* Exercise *
Give the number of lines that include the word "title", nothing more.

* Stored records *
----------------
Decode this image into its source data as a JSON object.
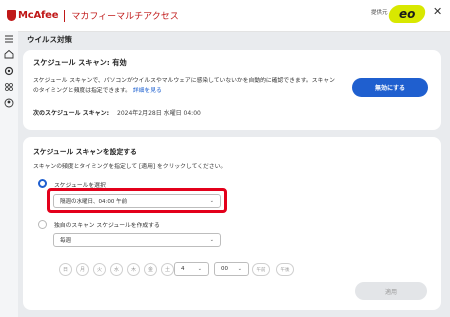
{
  "app": {
    "brand": "McAfee",
    "product": "マカフィーマルチアクセス",
    "partner_text": "提供元",
    "partner_logo_text": "eo"
  },
  "sidebar": {
    "icons": [
      "menu-icon",
      "home-icon",
      "security-icon",
      "apps-icon",
      "account-icon"
    ]
  },
  "page": {
    "title": "ウイルス対策"
  },
  "status_card": {
    "title": "スケジュール スキャン: 有効",
    "description": "スケジュール スキャンで、パソコンがウイルスやマルウェアに感染していないかを自動的に確認できます。スキャンのタイミングと頻度は指定できます。",
    "details_link": "詳細を見る",
    "next_scan_label": "次のスケジュール スキャン:",
    "next_scan_value": "2024年2月28日 水曜日 04:00",
    "disable_button": "無効にする"
  },
  "settings_card": {
    "title": "スケジュール スキャンを設定する",
    "description": "スキャンの頻度とタイミングを指定して [適用] をクリックしてください。",
    "option_preset_label": "スケジュールを選択",
    "option_preset_selected": true,
    "preset_value": "隔週の水曜日、04:00 午前",
    "option_custom_label": "独自のスキャン スケジュールを作成する",
    "frequency_value": "毎週",
    "days": [
      "日",
      "月",
      "火",
      "水",
      "木",
      "金",
      "土"
    ],
    "hour_value": "4",
    "minute_value": "00",
    "am_label": "午前",
    "pm_label": "午後",
    "apply_button": "適用"
  },
  "colors": {
    "accent": "#1f5fcf",
    "brand_red": "#c01818",
    "highlight_red": "#e3001b"
  }
}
----------------
* Response for this exercise *
3